## Problem statement
Give again, word for word, only the lines from the one containing "Output the text content of this document." through the final line.

## Data lines

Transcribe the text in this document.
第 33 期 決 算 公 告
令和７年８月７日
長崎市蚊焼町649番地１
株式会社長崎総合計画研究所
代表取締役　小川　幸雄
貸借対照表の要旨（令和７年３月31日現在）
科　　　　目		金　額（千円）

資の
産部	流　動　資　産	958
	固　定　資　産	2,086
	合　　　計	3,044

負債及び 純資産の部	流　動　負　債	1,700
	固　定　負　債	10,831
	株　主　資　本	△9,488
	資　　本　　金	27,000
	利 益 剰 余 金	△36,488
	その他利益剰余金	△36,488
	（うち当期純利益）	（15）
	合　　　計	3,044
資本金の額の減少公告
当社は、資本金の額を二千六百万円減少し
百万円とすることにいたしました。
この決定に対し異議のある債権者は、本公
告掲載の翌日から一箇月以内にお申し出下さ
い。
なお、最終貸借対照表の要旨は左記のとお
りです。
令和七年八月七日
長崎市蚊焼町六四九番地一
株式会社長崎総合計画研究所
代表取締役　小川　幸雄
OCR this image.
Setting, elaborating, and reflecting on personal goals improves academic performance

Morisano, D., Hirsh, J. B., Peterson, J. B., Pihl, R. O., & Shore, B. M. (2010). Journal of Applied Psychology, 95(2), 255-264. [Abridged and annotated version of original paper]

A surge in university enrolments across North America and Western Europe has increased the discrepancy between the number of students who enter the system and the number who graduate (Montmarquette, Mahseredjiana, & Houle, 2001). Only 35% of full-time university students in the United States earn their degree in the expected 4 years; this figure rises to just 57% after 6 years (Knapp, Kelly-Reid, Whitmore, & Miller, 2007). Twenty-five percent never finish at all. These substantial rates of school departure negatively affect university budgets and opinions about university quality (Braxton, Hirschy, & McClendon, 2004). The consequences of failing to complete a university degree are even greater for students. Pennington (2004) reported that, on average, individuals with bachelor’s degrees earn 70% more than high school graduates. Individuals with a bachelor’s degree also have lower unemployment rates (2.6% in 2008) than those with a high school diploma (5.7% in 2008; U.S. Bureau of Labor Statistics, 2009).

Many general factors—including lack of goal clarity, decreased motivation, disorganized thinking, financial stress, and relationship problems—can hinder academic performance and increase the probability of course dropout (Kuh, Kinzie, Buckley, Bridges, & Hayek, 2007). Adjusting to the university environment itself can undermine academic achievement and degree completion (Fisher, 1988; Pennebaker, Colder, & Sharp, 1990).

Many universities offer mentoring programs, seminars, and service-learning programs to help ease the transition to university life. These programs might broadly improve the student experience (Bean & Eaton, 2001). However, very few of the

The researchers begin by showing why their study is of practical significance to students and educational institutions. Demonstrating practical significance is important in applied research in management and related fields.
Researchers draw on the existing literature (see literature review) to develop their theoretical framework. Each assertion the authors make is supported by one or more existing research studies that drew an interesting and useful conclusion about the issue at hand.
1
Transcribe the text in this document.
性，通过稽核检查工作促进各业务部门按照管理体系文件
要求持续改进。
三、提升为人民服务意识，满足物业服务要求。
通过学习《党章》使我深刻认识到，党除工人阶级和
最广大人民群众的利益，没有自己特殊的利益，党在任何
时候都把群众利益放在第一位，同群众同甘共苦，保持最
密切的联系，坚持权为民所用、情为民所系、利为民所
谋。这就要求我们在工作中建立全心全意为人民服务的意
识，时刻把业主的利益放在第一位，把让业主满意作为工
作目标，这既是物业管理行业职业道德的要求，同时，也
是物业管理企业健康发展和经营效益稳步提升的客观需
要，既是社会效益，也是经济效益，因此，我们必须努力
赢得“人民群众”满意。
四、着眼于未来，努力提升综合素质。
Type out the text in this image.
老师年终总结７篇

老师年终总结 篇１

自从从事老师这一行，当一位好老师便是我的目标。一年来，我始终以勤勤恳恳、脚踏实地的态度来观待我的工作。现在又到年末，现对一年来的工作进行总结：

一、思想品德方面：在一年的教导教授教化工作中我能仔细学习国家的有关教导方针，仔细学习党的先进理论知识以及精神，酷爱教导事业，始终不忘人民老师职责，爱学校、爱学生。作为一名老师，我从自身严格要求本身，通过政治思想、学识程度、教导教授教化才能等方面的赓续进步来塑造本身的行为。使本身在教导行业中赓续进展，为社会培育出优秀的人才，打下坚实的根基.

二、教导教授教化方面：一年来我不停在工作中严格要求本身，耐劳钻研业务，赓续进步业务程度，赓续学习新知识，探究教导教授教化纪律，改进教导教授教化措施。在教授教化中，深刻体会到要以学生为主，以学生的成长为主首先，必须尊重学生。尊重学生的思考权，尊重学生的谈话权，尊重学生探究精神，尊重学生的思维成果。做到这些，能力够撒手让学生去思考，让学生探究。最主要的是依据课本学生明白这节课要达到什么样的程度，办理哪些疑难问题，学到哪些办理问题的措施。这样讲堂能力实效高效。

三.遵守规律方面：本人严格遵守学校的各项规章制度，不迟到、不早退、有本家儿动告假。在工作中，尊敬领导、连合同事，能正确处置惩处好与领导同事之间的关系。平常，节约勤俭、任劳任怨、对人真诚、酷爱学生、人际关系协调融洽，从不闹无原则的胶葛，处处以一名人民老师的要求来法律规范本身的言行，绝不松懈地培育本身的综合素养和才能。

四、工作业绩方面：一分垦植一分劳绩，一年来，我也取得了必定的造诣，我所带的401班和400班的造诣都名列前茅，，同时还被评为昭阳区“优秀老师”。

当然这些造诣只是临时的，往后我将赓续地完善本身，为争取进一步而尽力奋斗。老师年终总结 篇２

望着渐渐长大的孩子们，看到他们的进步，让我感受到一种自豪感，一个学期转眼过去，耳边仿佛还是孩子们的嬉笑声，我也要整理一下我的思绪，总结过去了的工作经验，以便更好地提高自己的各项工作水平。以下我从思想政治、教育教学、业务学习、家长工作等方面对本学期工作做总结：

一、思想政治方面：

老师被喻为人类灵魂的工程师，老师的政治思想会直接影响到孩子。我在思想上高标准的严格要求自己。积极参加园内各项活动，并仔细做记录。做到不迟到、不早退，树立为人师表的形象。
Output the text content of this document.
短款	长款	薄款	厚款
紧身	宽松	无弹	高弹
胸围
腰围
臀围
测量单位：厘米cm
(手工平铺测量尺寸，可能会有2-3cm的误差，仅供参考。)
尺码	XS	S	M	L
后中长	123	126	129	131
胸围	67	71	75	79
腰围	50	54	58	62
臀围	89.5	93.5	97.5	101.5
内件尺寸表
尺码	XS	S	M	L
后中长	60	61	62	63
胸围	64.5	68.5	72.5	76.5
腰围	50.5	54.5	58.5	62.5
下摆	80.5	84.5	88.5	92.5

## Finished exercise
Output the text content of this document.
短款	长款	薄款	厚款
紧身	宽松	无弹	高弹
胸围
腰围
臀围
测量单位：厘米cm
(手工平铺测量尺寸，可能会有2-3cm的误差，仅供参考。)
尺码	XS	S	M	L
后中长	123	126	129	131
胸围	67	71	75	79
腰围	50	54	58	62
臀围	89.5	93.5	97.5	101.5
内件尺寸表
尺码	XS	S	M	L
后中长	60	61	62	63
胸围	64.5	68.5	72.5	76.5
腰围	50.5	54.5	58.5	62.5
下摆	80.5	84.5	88.5	92.5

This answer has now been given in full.